DESCRIPTION OF THE TASK
Set the listing down again in full, word for word, with the pictures left out.

>> Start DATA SECTION

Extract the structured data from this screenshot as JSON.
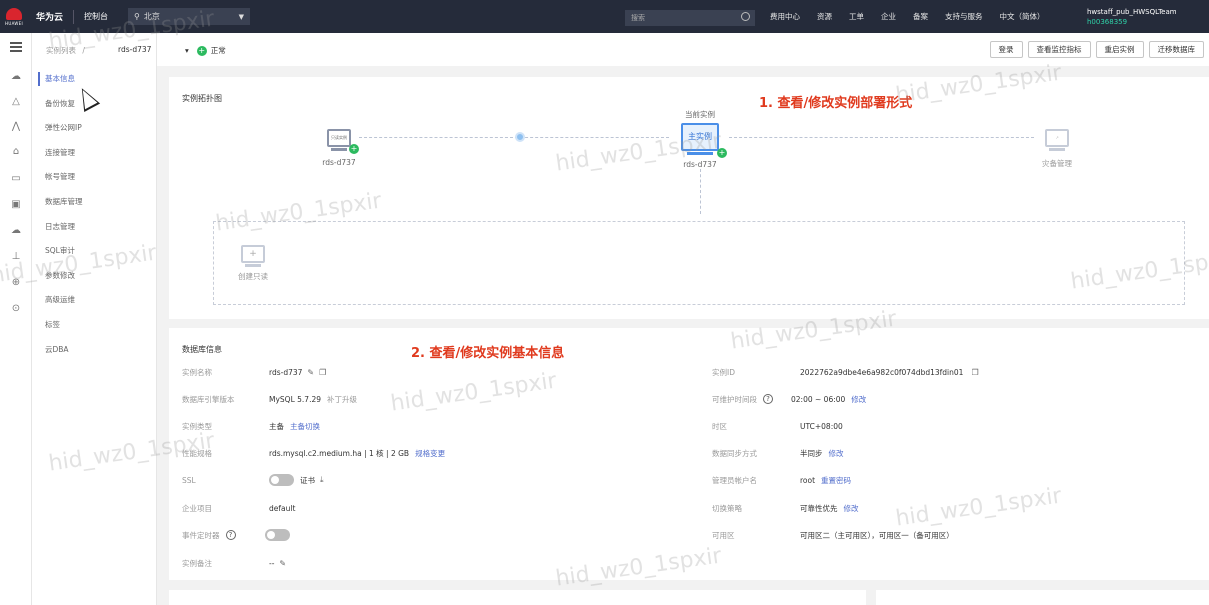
{
  "topbar": {
    "logo_text": "HUAWEI",
    "brand": "华为云",
    "console": "控制台",
    "region": "北京",
    "search_placeholder": "搜索",
    "nav": [
      "费用中心",
      "资源",
      "工单",
      "企业",
      "备案",
      "支持与服务",
      "中文（简体）"
    ],
    "user_name": "hwstaff_pub_HWSQLTeam",
    "user_id": "h00368359"
  },
  "breadcrumb": {
    "parent": "实例列表",
    "sep": "/",
    "current": "rds-d737"
  },
  "header": {
    "instance": "rds-d737",
    "status": "正常",
    "buttons": [
      "登录",
      "查看监控指标",
      "重启实例",
      "迁移数据库"
    ]
  },
  "sidebar": {
    "items": [
      "基本信息",
      "备份恢复",
      "弹性公网IP",
      "连接管理",
      "帐号管理",
      "数据库管理",
      "日志管理",
      "SQL审计",
      "参数修改",
      "高级运维",
      "标签",
      "云DBA"
    ]
  },
  "topology": {
    "title": "实例拓扑图",
    "annotation": "1. 查看/修改实例部署形式",
    "left_node_label": "rds-d737",
    "left_node_inner": "只读实例",
    "current_label": "当前实例",
    "main_inner": "主实例",
    "main_node_label": "rds-d737",
    "right_node_label": "灾备管理",
    "create_label": "创建只读"
  },
  "dbinfo": {
    "title": "数据库信息",
    "annotation": "2. 查看/修改实例基本信息",
    "left_rows": [
      {
        "label": "实例名称",
        "value": "rds-d737"
      },
      {
        "label": "数据库引擎版本",
        "value": "MySQL 5.7.29",
        "link": "补丁升级"
      },
      {
        "label": "实例类型",
        "value": "主备",
        "link": "主备切换"
      },
      {
        "label": "性能规格",
        "value": "rds.mysql.c2.medium.ha | 1 核 | 2 GB",
        "link": "规格变更"
      },
      {
        "label": "SSL",
        "value": "证书"
      },
      {
        "label": "企业项目",
        "value": "default"
      },
      {
        "label": "事件定时器",
        "value": ""
      },
      {
        "label": "实例备注",
        "value": "--"
      }
    ],
    "right_rows": [
      {
        "label": "实例ID",
        "value": "2022762a9dbe4e6a982c0f074dbd13fdin01"
      },
      {
        "label": "可维护时间段",
        "value": "02:00 ~ 06:00",
        "link": "修改"
      },
      {
        "label": "时区",
        "value": "UTC+08:00"
      },
      {
        "label": "数据同步方式",
        "value": "半同步",
        "link": "修改"
      },
      {
        "label": "管理员帐户名",
        "value": "root",
        "link": "重置密码"
      },
      {
        "label": "切换策略",
        "value": "可靠性优先",
        "link": "修改"
      },
      {
        "label": "可用区",
        "value": "可用区二（主可用区），可用区一（备可用区）"
      }
    ]
  },
  "watermark": "hid_wz0_1spxir"
}
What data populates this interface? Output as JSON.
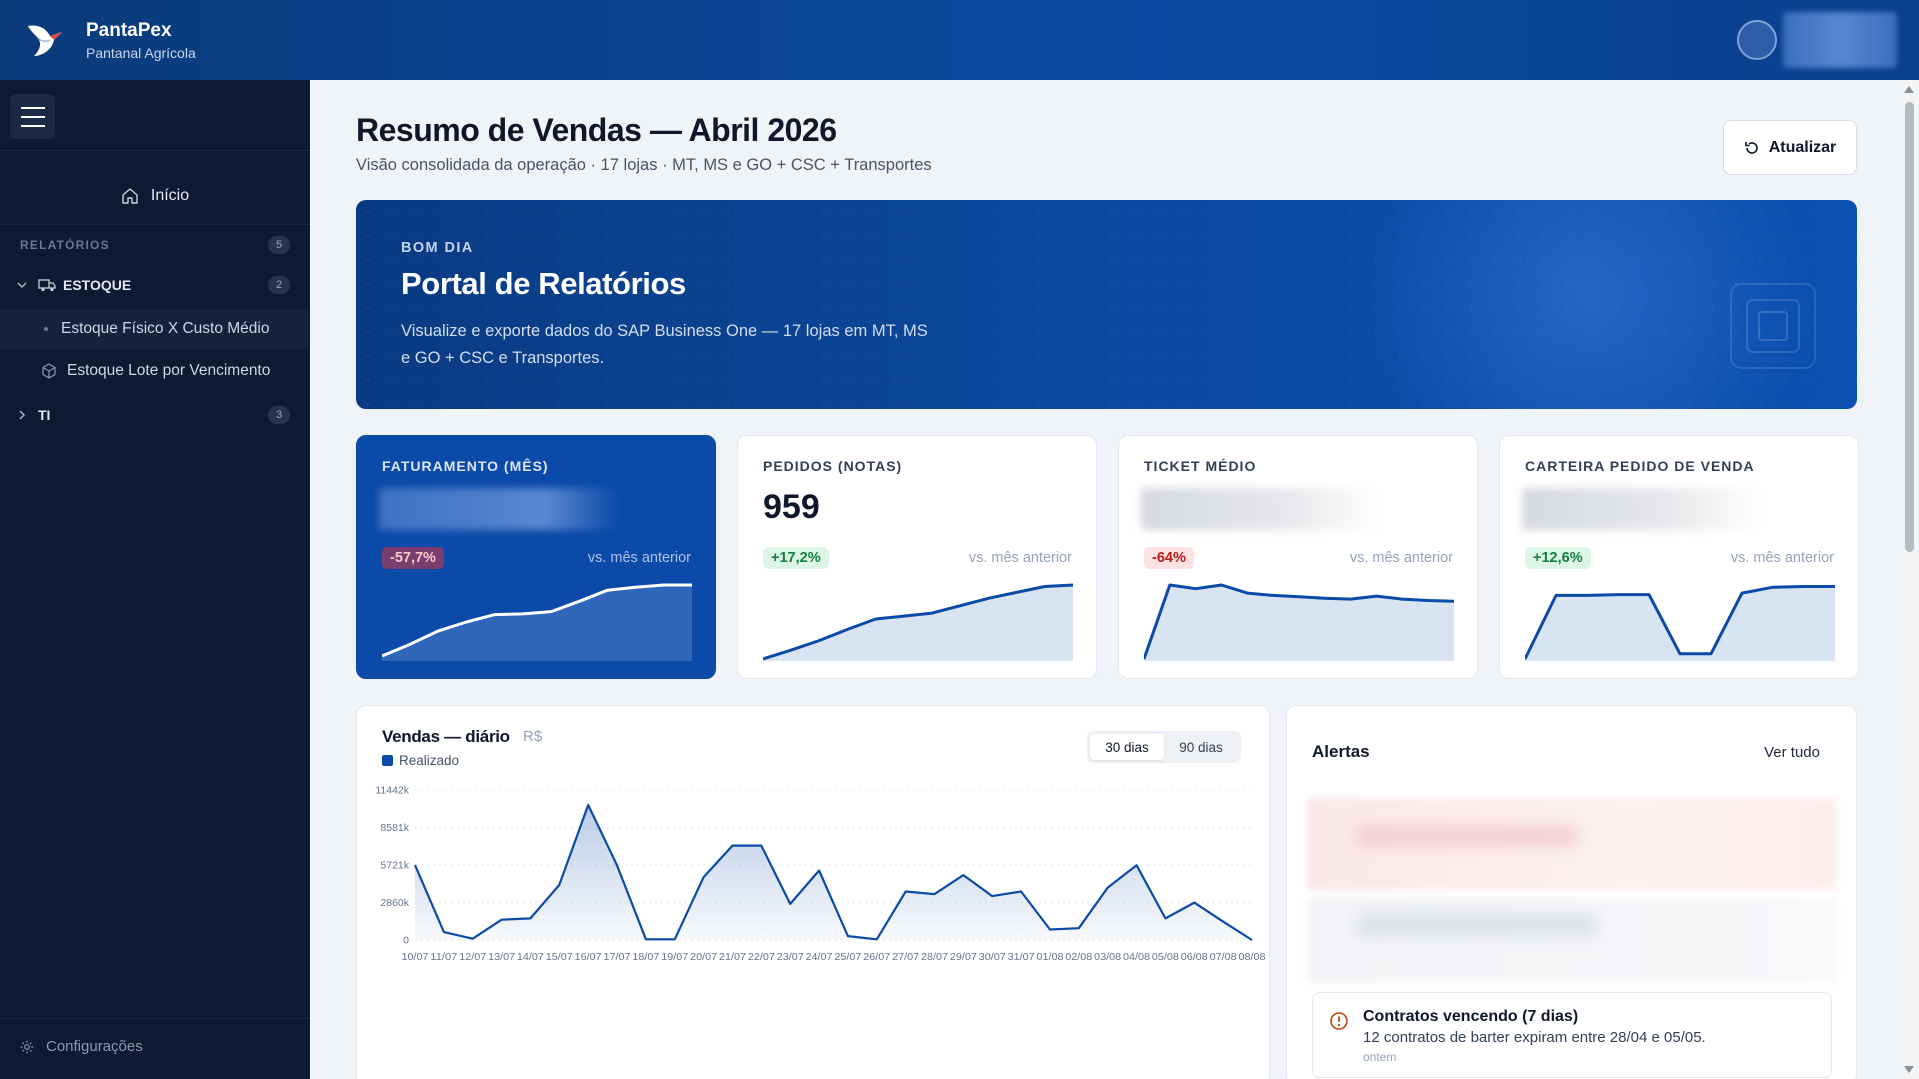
{
  "brand": {
    "name": "PantaPex",
    "subtitle": "Pantanal Agrícola"
  },
  "sidebar": {
    "home_label": "Início",
    "section_label": "RELATÓRIOS",
    "section_count": "5",
    "groups": [
      {
        "label": "ESTOQUE",
        "count": "2",
        "expanded": true,
        "items": [
          {
            "label": "Estoque Físico X Custo Médio"
          },
          {
            "label": "Estoque Lote por Vencimento"
          }
        ]
      },
      {
        "label": "TI",
        "count": "3",
        "expanded": false
      }
    ],
    "settings_label": "Configurações"
  },
  "page": {
    "title": "Resumo de Vendas — Abril 2026",
    "subtitle": "Visão consolidada da operação · 17 lojas · MT, MS e GO + CSC + Transportes",
    "refresh_label": "Atualizar"
  },
  "hero": {
    "eyebrow": "BOM DIA",
    "title": "Portal de Relatórios",
    "description": "Visualize e exporte dados do SAP Business One — 17 lojas em MT, MS e GO + CSC e Transportes."
  },
  "kpis": [
    {
      "label": "FATURAMENTO (MÊS)",
      "value": "",
      "delta": "-57,7%",
      "direction": "down",
      "compare": "vs. mês anterior",
      "trend": [
        0.04,
        0.2,
        0.38,
        0.5,
        0.6,
        0.61,
        0.64,
        0.78,
        0.93,
        0.97,
        1.0,
        1.0
      ]
    },
    {
      "label": "PEDIDOS (NOTAS)",
      "value": "959",
      "delta": "+17,2%",
      "direction": "up",
      "compare": "vs. mês anterior",
      "trend": [
        0.0,
        0.12,
        0.25,
        0.4,
        0.54,
        0.58,
        0.62,
        0.72,
        0.82,
        0.9,
        0.98,
        1.0
      ]
    },
    {
      "label": "TICKET MÉDIO",
      "value": "",
      "delta": "-64%",
      "direction": "down",
      "compare": "vs. mês anterior",
      "trend": [
        0.0,
        1.0,
        0.95,
        1.0,
        0.89,
        0.86,
        0.84,
        0.82,
        0.81,
        0.85,
        0.81,
        0.79,
        0.78
      ]
    },
    {
      "label": "CARTEIRA PEDIDO DE VENDA",
      "value": "",
      "delta": "+12,6%",
      "direction": "up",
      "compare": "vs. mês anterior",
      "trend": [
        0.0,
        0.86,
        0.86,
        0.87,
        0.87,
        0.07,
        0.07,
        0.89,
        0.97,
        0.98,
        0.98
      ]
    }
  ],
  "sales_chart": {
    "title": "Vendas — diário",
    "unit": "R$",
    "legend": "Realizado",
    "ranges": [
      {
        "label": "30 dias",
        "active": true
      },
      {
        "label": "90 dias",
        "active": false
      }
    ]
  },
  "chart_data": {
    "type": "area",
    "title": "Vendas — diário",
    "series": [
      {
        "name": "Realizado",
        "values": [
          5721,
          600,
          100,
          1550,
          1650,
          4200,
          10300,
          5700,
          50,
          50,
          4800,
          7200,
          7200,
          2750,
          5300,
          300,
          50,
          3700,
          3500,
          4950,
          3350,
          3700,
          800,
          900,
          4000,
          5700,
          1650,
          2850,
          1400,
          0
        ]
      }
    ],
    "x": [
      "10/07",
      "11/07",
      "12/07",
      "13/07",
      "14/07",
      "15/07",
      "16/07",
      "17/07",
      "18/07",
      "19/07",
      "20/07",
      "21/07",
      "22/07",
      "23/07",
      "24/07",
      "25/07",
      "26/07",
      "27/07",
      "28/07",
      "29/07",
      "30/07",
      "31/07",
      "01/08",
      "02/08",
      "03/08",
      "04/08",
      "05/08",
      "06/08",
      "07/08",
      "08/08"
    ],
    "y_ticks": [
      "0",
      "2860k",
      "5721k",
      "8581k",
      "11442k"
    ],
    "ylim": [
      0,
      11442
    ],
    "grid": true,
    "legend_position": "top-left"
  },
  "alerts": {
    "title": "Alertas",
    "link_label": "Ver tudo",
    "items": [
      {
        "title": "Contratos vencendo (7 dias)",
        "body": "12 contratos de barter expiram entre 28/04 e 05/05.",
        "time": "ontem"
      }
    ]
  },
  "colors": {
    "brand_blue": "#0b4aa8",
    "sidebar_bg": "#0e1a33",
    "positive": "#15803d",
    "negative": "#b91c1c"
  }
}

>> End DATA SECTION

EXERCISE RESPONSE
Extract the structured data from this screenshot as JSON.
{
  "topbar": {
    "logo_text": "HUAWEI",
    "brand": "华为云",
    "console": "控制台",
    "region": "北京",
    "search_placeholder": "搜索",
    "nav": [
      "费用中心",
      "资源",
      "工单",
      "企业",
      "备案",
      "支持与服务",
      "中文（简体）"
    ],
    "user_name": "hwstaff_pub_HWSQLTeam",
    "user_id": "h00368359"
  },
  "breadcrumb": {
    "parent": "实例列表",
    "sep": "/",
    "current": "rds-d737"
  },
  "header": {
    "instance": "rds-d737",
    "status": "正常",
    "buttons": [
      "登录",
      "查看监控指标",
      "重启实例",
      "迁移数据库"
    ]
  },
  "sidebar": {
    "items": [
      "基本信息",
      "备份恢复",
      "弹性公网IP",
      "连接管理",
      "帐号管理",
      "数据库管理",
      "日志管理",
      "SQL审计",
      "参数修改",
      "高级运维",
      "标签",
      "云DBA"
    ]
  },
  "topology": {
    "title": "实例拓扑图",
    "annotation": "1. 查看/修改实例部署形式",
    "left_node_label": "rds-d737",
    "left_node_inner": "只读实例",
    "current_label": "当前实例",
    "main_inner": "主实例",
    "main_node_label": "rds-d737",
    "right_node_label": "灾备管理",
    "create_label": "创建只读"
  },
  "dbinfo": {
    "title": "数据库信息",
    "annotation": "2. 查看/修改实例基本信息",
    "left_rows": [
      {
        "label": "实例名称",
        "value": "rds-d737"
      },
      {
        "label": "数据库引擎版本",
        "value": "MySQL 5.7.29",
        "link": "补丁升级"
      },
      {
        "label": "实例类型",
        "value": "主备",
        "link": "主备切换"
      },
      {
        "label": "性能规格",
        "value": "rds.mysql.c2.medium.ha | 1 核 | 2 GB",
        "link": "规格变更"
      },
      {
        "label": "SSL",
        "value": "证书"
      },
      {
        "label": "企业项目",
        "value": "default"
      },
      {
        "label": "事件定时器",
        "value": ""
      },
      {
        "label": "实例备注",
        "value": "--"
      }
    ],
    "right_rows": [
      {
        "label": "实例ID",
        "value": "2022762a9dbe4e6a982c0f074dbd13fdin01"
      },
      {
        "label": "可维护时间段",
        "value": "02:00 ~ 06:00",
        "link": "修改"
      },
      {
        "label": "时区",
        "value": "UTC+08:00"
      },
      {
        "label": "数据同步方式",
        "value": "半同步",
        "link": "修改"
      },
      {
        "label": "管理员帐户名",
        "value": "root",
        "link": "重置密码"
      },
      {
        "label": "切换策略",
        "value": "可靠性优先",
        "link": "修改"
      },
      {
        "label": "可用区",
        "value": "可用区二（主可用区），可用区一（备可用区）"
      }
    ]
  },
  "watermark": "hid_wz0_1spxir"
}
What data populates this interface? Output as JSON.
{
  "brand": {
    "name": "PantaPex",
    "subtitle": "Pantanal Agrícola"
  },
  "sidebar": {
    "home_label": "Início",
    "section_label": "RELATÓRIOS",
    "section_count": "5",
    "groups": [
      {
        "label": "ESTOQUE",
        "count": "2",
        "expanded": true,
        "items": [
          {
            "label": "Estoque Físico X Custo Médio"
          },
          {
            "label": "Estoque Lote por Vencimento"
          }
        ]
      },
      {
        "label": "TI",
        "count": "3",
        "expanded": false
      }
    ],
    "settings_label": "Configurações"
  },
  "page": {
    "title": "Resumo de Vendas — Abril 2026",
    "subtitle": "Visão consolidada da operação · 17 lojas · MT, MS e GO + CSC + Transportes",
    "refresh_label": "Atualizar"
  },
  "hero": {
    "eyebrow": "BOM DIA",
    "title": "Portal de Relatórios",
    "description": "Visualize e exporte dados do SAP Business One — 17 lojas em MT, MS e GO + CSC e Transportes."
  },
  "kpis": [
    {
      "label": "FATURAMENTO (MÊS)",
      "value": "",
      "delta": "-57,7%",
      "direction": "down",
      "compare": "vs. mês anterior",
      "trend": [
        0.04,
        0.2,
        0.38,
        0.5,
        0.6,
        0.61,
        0.64,
        0.78,
        0.93,
        0.97,
        1.0,
        1.0
      ]
    },
    {
      "label": "PEDIDOS (NOTAS)",
      "value": "959",
      "delta": "+17,2%",
      "direction": "up",
      "compare": "vs. mês anterior",
      "trend": [
        0.0,
        0.12,
        0.25,
        0.4,
        0.54,
        0.58,
        0.62,
        0.72,
        0.82,
        0.9,
        0.98,
        1.0
      ]
    },
    {
      "label": "TICKET MÉDIO",
      "value": "",
      "delta": "-64%",
      "direction": "down",
      "compare": "vs. mês anterior",
      "trend": [
        0.0,
        1.0,
        0.95,
        1.0,
        0.89,
        0.86,
        0.84,
        0.82,
        0.81,
        0.85,
        0.81,
        0.79,
        0.78
      ]
    },
    {
      "label": "CARTEIRA PEDIDO DE VENDA",
      "value": "",
      "delta": "+12,6%",
      "direction": "up",
      "compare": "vs. mês anterior",
      "trend": [
        0.0,
        0.86,
        0.86,
        0.87,
        0.87,
        0.07,
        0.07,
        0.89,
        0.97,
        0.98,
        0.98
      ]
    }
  ],
  "sales_chart": {
    "title": "Vendas — diário",
    "unit": "R$",
    "legend": "Realizado",
    "ranges": [
      {
        "label": "30 dias",
        "active": true
      },
      {
        "label": "90 dias",
        "active": false
      }
    ]
  },
  "chart_data": {
    "type": "area",
    "title": "Vendas — diário",
    "series": [
      {
        "name": "Realizado",
        "values": [
          5721,
          600,
          100,
          1550,
          1650,
          4200,
          10300,
          5700,
          50,
          50,
          4800,
          7200,
          7200,
          2750,
          5300,
          300,
          50,
          3700,
          3500,
          4950,
          3350,
          3700,
          800,
          900,
          4000,
          5700,
          1650,
          2850,
          1400,
          0
        ]
      }
    ],
    "x": [
      "10/07",
      "11/07",
      "12/07",
      "13/07",
      "14/07",
      "15/07",
      "16/07",
      "17/07",
      "18/07",
      "19/07",
      "20/07",
      "21/07",
      "22/07",
      "23/07",
      "24/07",
      "25/07",
      "26/07",
      "27/07",
      "28/07",
      "29/07",
      "30/07",
      "31/07",
      "01/08",
      "02/08",
      "03/08",
      "04/08",
      "05/08",
      "06/08",
      "07/08",
      "08/08"
    ],
    "y_ticks": [
      "0",
      "2860k",
      "5721k",
      "8581k",
      "11442k"
    ],
    "ylim": [
      0,
      11442
    ],
    "grid": true,
    "legend_position": "top-left"
  },
  "alerts": {
    "title": "Alertas",
    "link_label": "Ver tudo",
    "items": [
      {
        "title": "Contratos vencendo (7 dias)",
        "body": "12 contratos de barter expiram entre 28/04 e 05/05.",
        "time": "ontem"
      }
    ]
  },
  "colors": {
    "brand_blue": "#0b4aa8",
    "sidebar_bg": "#0e1a33",
    "positive": "#15803d",
    "negative": "#b91c1c"
  }
}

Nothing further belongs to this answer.